Business Helps Run Public School

A for-profit company supplies the curriculum, pays some salaries at Miami's daring South Pointe elementary

A FEW blocks from Miami's renovated Art Deco hotel district, where all those "Miami Vice" scenes were shot, is a bold experiment - the first public school in the United States to be operated in partnership with a private, for-profit company.

The $6.5 million peach-and-aqua South Pointe elementary school, which opened in September, is being operated under an alliance between Dade County, the United Teachers of Dade, and Education Alternatives Inc. (EAI), a for-profit Minneapolis-based firm that manages public schools.

While it has become common for businesses to connect with classrooms, this is the first time a business has been contracted to supply the entire educational program. EAI not only provides a complete curriculum, but also teacher training, associate teacher salaries, and technical support. The company has already designed two private schools in Minnesota and Arizona.

----

→ WRITTEN TASKS
1. According to the article on the South Pointe school, in what city is Education Alternatives Inc. based?
2. From the article on the South Pointe school, return the stretch from "The $6.5 million" through "Minnesota and Arizona." word for word.

→ SUPPLIED INFORMATION

----

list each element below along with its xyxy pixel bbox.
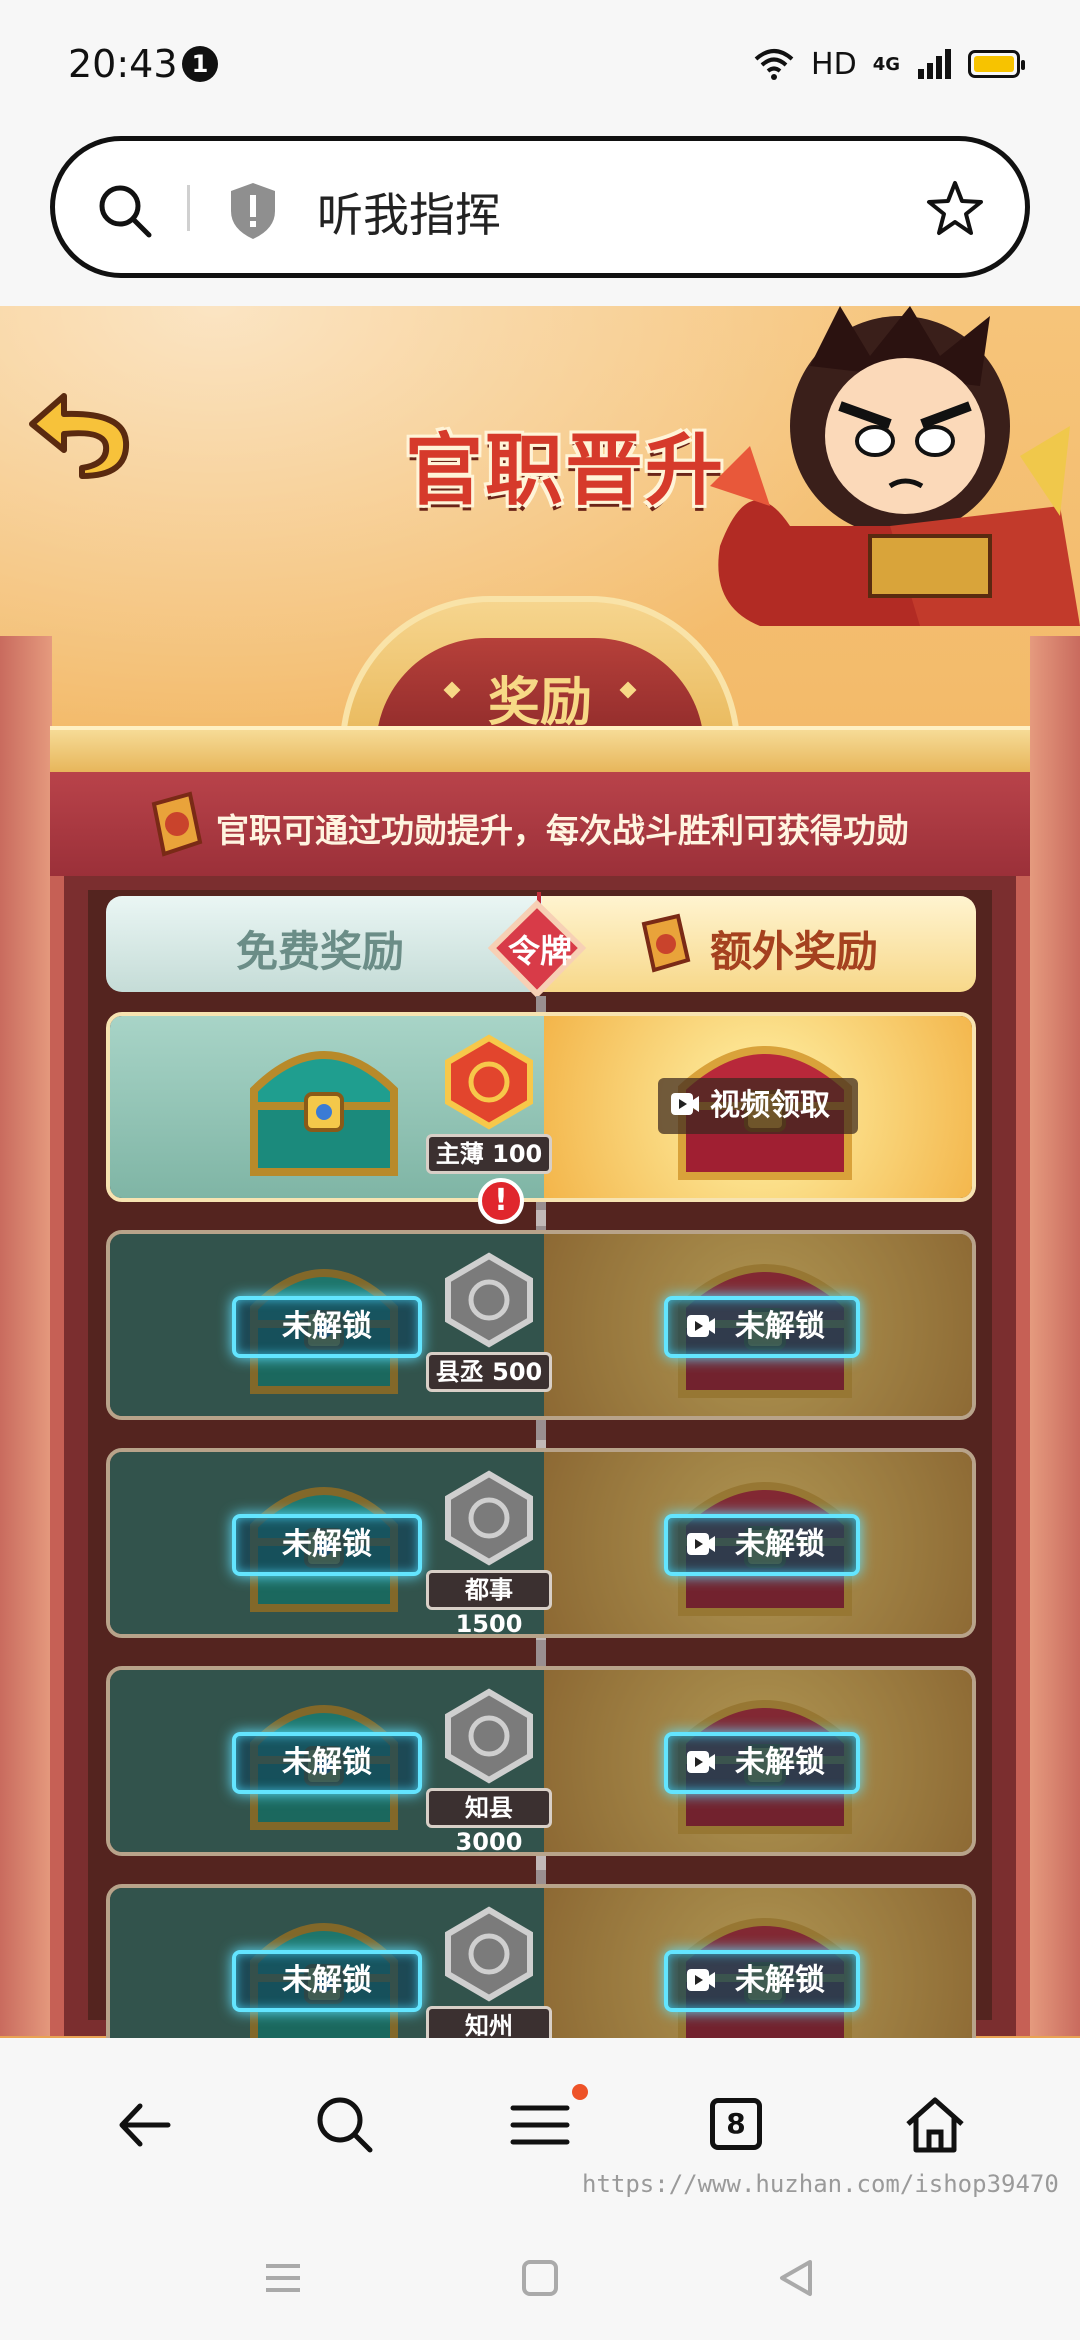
rank-medal-icon: [445, 1034, 533, 1130]
recent-apps-icon[interactable]: [262, 2258, 304, 2298]
scroll-icon: [641, 913, 691, 973]
video-icon: [687, 1533, 715, 1555]
status-time: 20:43: [68, 42, 178, 86]
system-nav-bar: [0, 2208, 1080, 2340]
watermark-text: https://www.huzhan.com/ishop39470: [582, 2170, 1059, 2198]
notification-count-badge: 1: [182, 46, 218, 82]
general-character-image: [710, 306, 1080, 626]
rank-label: 都事 1500: [426, 1570, 552, 1638]
tab-extra-rewards[interactable]: 额外奖励: [542, 896, 976, 992]
screen: 20:43 1 HD 4G 听我指挥 官职晋升 奖励 官职可通过功勋提升，每次战…: [0, 0, 1080, 2340]
back-triangle-icon[interactable]: [776, 2258, 816, 2298]
section-label: 奖励: [487, 673, 592, 733]
tab-free-rewards[interactable]: 免费奖励: [106, 896, 542, 992]
rank-label: 主薄 100: [426, 1134, 552, 1174]
extra-reward-cell[interactable]: 未解锁: [544, 1888, 972, 2038]
rank-label: 知州 4500: [426, 2006, 552, 2038]
token-label: 令牌: [507, 932, 572, 970]
network-type: 4G: [872, 53, 900, 75]
back-arrow-icon[interactable]: [24, 384, 136, 480]
search-icon[interactable]: [95, 181, 155, 241]
search-bar[interactable]: 听我指挥: [50, 136, 1030, 278]
right-pillar: [1030, 636, 1080, 2036]
tip-text: 官职可通过功勋提升，每次战斗胜利可获得功勋: [216, 811, 909, 850]
wifi-icon: [754, 49, 794, 80]
extra-reward-cell[interactable]: 未解锁: [544, 1670, 972, 1852]
video-icon: [671, 1093, 699, 1115]
shield-icon[interactable]: [227, 181, 279, 241]
free-chest-icon[interactable]: [244, 1030, 404, 1180]
home-icon[interactable]: [900, 2090, 970, 2160]
browser-toolbar: 听我指挥: [0, 120, 1080, 306]
home-square-icon[interactable]: [520, 2258, 560, 2298]
tabs-count-button[interactable]: 8: [710, 2098, 762, 2150]
alert-badge: !: [478, 1178, 524, 1224]
rank-medal-icon: [445, 1470, 533, 1566]
free-locked-label: 未解锁: [232, 1950, 422, 2012]
rank-label: 县丞 500: [426, 1352, 552, 1392]
extra-locked-label: 未解锁: [664, 1296, 860, 1358]
rank-medal-icon: [445, 1252, 533, 1348]
free-locked-label: 未解锁: [232, 1732, 422, 1794]
battery-icon: [968, 50, 1025, 78]
free-locked-label: 未解锁: [232, 1296, 422, 1358]
extra-locked-label: 未解锁: [664, 1950, 860, 2012]
search-query[interactable]: 听我指挥: [317, 179, 501, 245]
extra-reward-cell[interactable]: 视频领取: [544, 1016, 972, 1198]
merit-scroll-icon: [151, 791, 203, 857]
extra-locked-label: 未解锁: [664, 1732, 860, 1794]
rank-medal-icon: [445, 1906, 533, 2002]
section-header-arch: 奖励: [340, 596, 740, 748]
search-icon[interactable]: [310, 2090, 380, 2160]
page-title: 官职晋升: [405, 426, 726, 516]
signal-icon: [918, 49, 951, 79]
status-icons: HD 4G: [753, 44, 1025, 84]
extra-reward-cell[interactable]: 未解锁: [544, 1452, 972, 1634]
extra-reward-cell[interactable]: 未解锁: [544, 1234, 972, 1416]
rewards-panel: 奖励 官职可通过功勋提升，每次战斗胜利可获得功勋 免费奖励 额外奖励 令牌 视频…: [50, 596, 1030, 2038]
hd-indicator: HD: [811, 46, 857, 82]
free-locked-label: 未解锁: [232, 1514, 422, 1576]
tip-bar: 官职可通过功勋提升，每次战斗胜利可获得功勋: [50, 772, 1030, 876]
video-claim-button[interactable]: 视频领取: [658, 1078, 858, 1134]
video-claim-label: 视频领取: [710, 1088, 830, 1123]
search-divider: [187, 185, 190, 231]
back-icon[interactable]: [112, 2090, 182, 2160]
status-bar: 20:43 1 HD 4G: [0, 0, 1080, 120]
rank-label: 知县 3000: [426, 1788, 552, 1856]
menu-icon[interactable]: [505, 2090, 575, 2160]
menu-notification-dot: [572, 2084, 588, 2100]
video-icon: [687, 1969, 715, 1991]
video-icon: [687, 1315, 715, 1337]
bookmark-star-icon[interactable]: [925, 179, 985, 239]
extra-locked-label: 未解锁: [664, 1514, 860, 1576]
game-viewport: 官职晋升 奖励 官职可通过功勋提升，每次战斗胜利可获得功勋 免费奖励 额外奖励 …: [0, 306, 1080, 2038]
left-pillar: [0, 636, 52, 2036]
rank-medal-icon: [445, 1688, 533, 1784]
video-icon: [687, 1751, 715, 1773]
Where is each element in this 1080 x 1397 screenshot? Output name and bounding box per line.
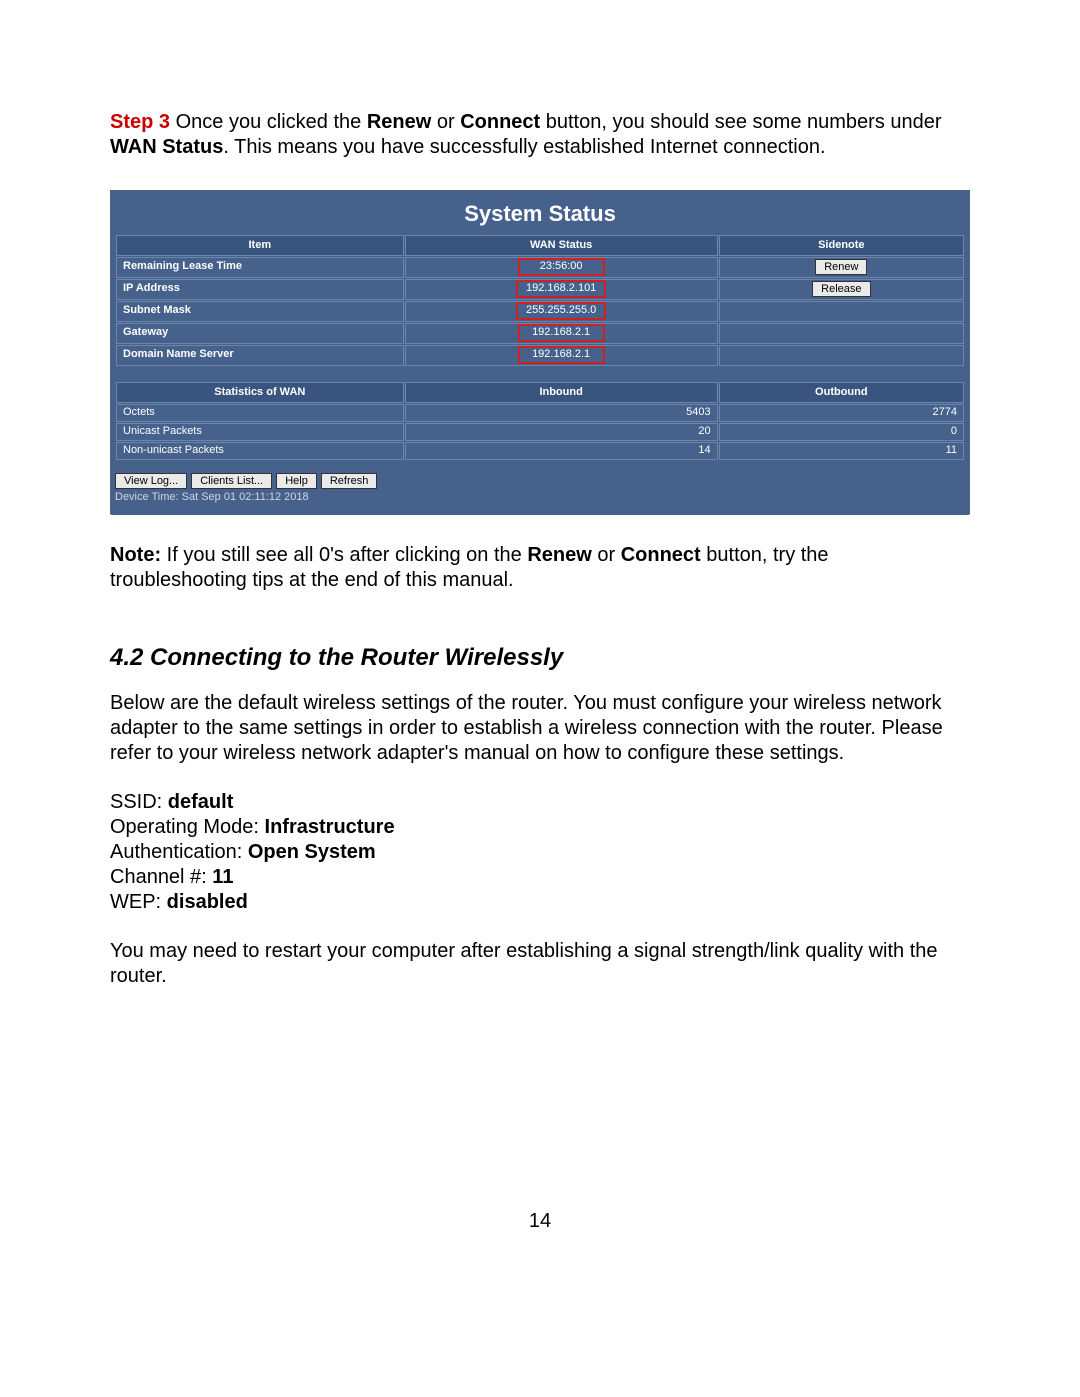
- panel-button-row: View Log... Clients List... Help Refresh: [115, 473, 965, 489]
- row-dns: Domain Name Server 192.168.2.1: [116, 345, 964, 366]
- wan-status-table: Item WAN Status Sidenote Remaining Lease…: [115, 234, 965, 367]
- in-unicast: 20: [405, 423, 718, 441]
- label-dns: Domain Name Server: [116, 345, 404, 366]
- system-status-panel: System Status Item WAN Status Sidenote R…: [110, 190, 970, 515]
- value-mask: 255.255.255.0: [517, 303, 605, 319]
- row-gateway: Gateway 192.168.2.1: [116, 323, 964, 344]
- out-unicast: 0: [719, 423, 964, 441]
- renew-word-2: Renew: [527, 544, 591, 566]
- row-nonunicast: Non-unicast Packets 14 11: [116, 442, 964, 460]
- out-nonunicast: 11: [719, 442, 964, 460]
- step3-paragraph: Step 3 Once you clicked the Renew or Con…: [110, 110, 970, 160]
- view-log-button[interactable]: View Log...: [115, 473, 187, 489]
- row-mask: Subnet Mask 255.255.255.0: [116, 301, 964, 322]
- col-wan-status: WAN Status: [405, 235, 718, 257]
- wan-header-row: Item WAN Status Sidenote: [116, 235, 964, 257]
- stats-header-row: Statistics of WAN Inbound Outbound: [116, 382, 964, 404]
- col-inbound: Inbound: [405, 382, 718, 404]
- connect-word-2: Connect: [621, 544, 701, 566]
- label-ip: IP Address: [116, 279, 404, 300]
- value-lease: 23:56:00: [519, 259, 604, 275]
- wireless-intro: Below are the default wireless settings …: [110, 691, 970, 766]
- in-octets: 5403: [405, 404, 718, 422]
- label-mask: Subnet Mask: [116, 301, 404, 322]
- page-number: 14: [110, 1209, 970, 1234]
- col-outbound: Outbound: [719, 382, 964, 404]
- help-button[interactable]: Help: [276, 473, 317, 489]
- auth-value: Open System: [248, 841, 376, 863]
- section-heading: 4.2 Connecting to the Router Wirelessly: [110, 643, 970, 673]
- note-paragraph: Note: If you still see all 0's after cli…: [110, 543, 970, 593]
- release-button[interactable]: Release: [812, 281, 870, 297]
- restart-note: You may need to restart your computer af…: [110, 939, 970, 989]
- auth-label: Authentication:: [110, 841, 248, 863]
- value-gateway: 192.168.2.1: [519, 325, 604, 341]
- mode-label: Operating Mode:: [110, 816, 265, 838]
- col-item: Item: [116, 235, 404, 257]
- wan-stats-table: Statistics of WAN Inbound Outbound Octet…: [115, 381, 965, 462]
- renew-word: Renew: [367, 111, 431, 133]
- row-lease: Remaining Lease Time 23:56:00 Renew: [116, 257, 964, 278]
- col-sidenote: Sidenote: [719, 235, 964, 257]
- label-lease: Remaining Lease Time: [116, 257, 404, 278]
- value-ip: 192.168.2.101: [517, 281, 605, 297]
- label-octets: Octets: [116, 404, 404, 422]
- renew-button[interactable]: Renew: [815, 259, 867, 275]
- row-octets: Octets 5403 2774: [116, 404, 964, 422]
- channel-label: Channel #:: [110, 866, 212, 888]
- out-octets: 2774: [719, 404, 964, 422]
- label-unicast: Unicast Packets: [116, 423, 404, 441]
- row-ip: IP Address 192.168.2.101 Release: [116, 279, 964, 300]
- ssid-value: default: [168, 791, 234, 813]
- clients-list-button[interactable]: Clients List...: [191, 473, 272, 489]
- wan-status-word: WAN Status: [110, 136, 223, 158]
- device-time: Device Time: Sat Sep 01 02:11:12 2018: [115, 491, 965, 505]
- mode-value: Infrastructure: [265, 816, 395, 838]
- channel-value: 11: [212, 866, 233, 888]
- ssid-label: SSID:: [110, 791, 168, 813]
- wep-label: WEP:: [110, 891, 167, 913]
- in-nonunicast: 14: [405, 442, 718, 460]
- wep-value: disabled: [167, 891, 248, 913]
- panel-title: System Status: [110, 190, 970, 234]
- connect-word: Connect: [460, 111, 540, 133]
- wireless-specs: SSID: default Operating Mode: Infrastruc…: [110, 790, 970, 915]
- label-gateway: Gateway: [116, 323, 404, 344]
- value-dns: 192.168.2.1: [519, 347, 604, 363]
- col-stats-label: Statistics of WAN: [116, 382, 404, 404]
- row-unicast: Unicast Packets 20 0: [116, 423, 964, 441]
- refresh-button[interactable]: Refresh: [321, 473, 378, 489]
- note-label: Note:: [110, 544, 161, 566]
- label-nonunicast: Non-unicast Packets: [116, 442, 404, 460]
- step3-label: Step 3: [110, 111, 170, 133]
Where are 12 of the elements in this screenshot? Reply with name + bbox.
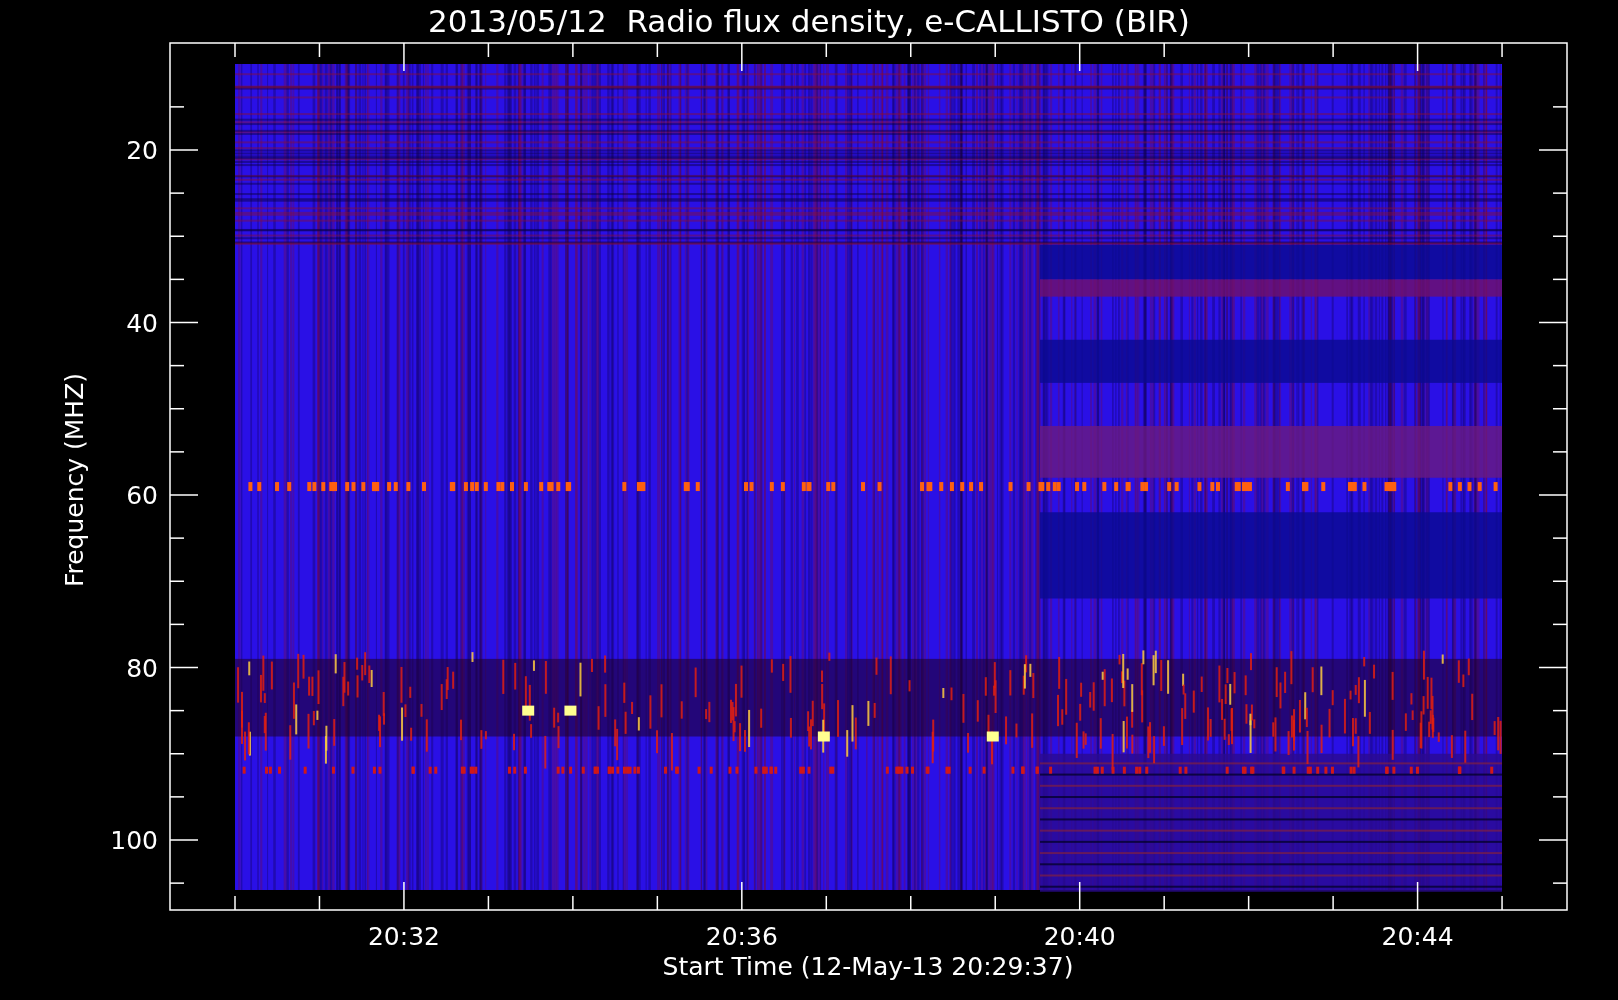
- x-tick-label: 20:32: [367, 922, 440, 951]
- y-tick-label: 40: [126, 308, 158, 338]
- x-tick-label: 20:44: [1381, 922, 1454, 951]
- y-tick-label: 100: [110, 826, 158, 855]
- y-tick-label: 20: [126, 136, 158, 165]
- x-axis-label: Start Time (12-May-13 20:29:37): [662, 952, 1074, 981]
- y-tick-label: 80: [126, 653, 158, 683]
- x-tick-label: 20:40: [1043, 922, 1116, 951]
- x-tick-label: 20:36: [705, 922, 778, 951]
- y-axis-label: Frequency (MHZ): [60, 372, 89, 588]
- chart-title: 2013/05/12 Radio flux density, e-CALLISTO (BIR): [428, 3, 1190, 39]
- y-tick-label: 60: [126, 481, 158, 510]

----

→ RESULTS FOR THE EXERCISE
1. Minneapolis

2.
The $6.5 million peach-and-aqua South Pointe elementary school, which opened in September, is being operated under an alliance between Dade County, the United Teachers of Dade, and Education Alternatives Inc. (EAI), a for-profit Minneapolis-based firm that manages public schools.

While it has become common for businesses to connect with classrooms, this is the first time a business has been contracted to supply the entire educational program. EAI not only provides a complete curriculum, but also teacher training, associate teacher salaries, and technical support. The company has already designed two private schools in Minnesota and Arizona.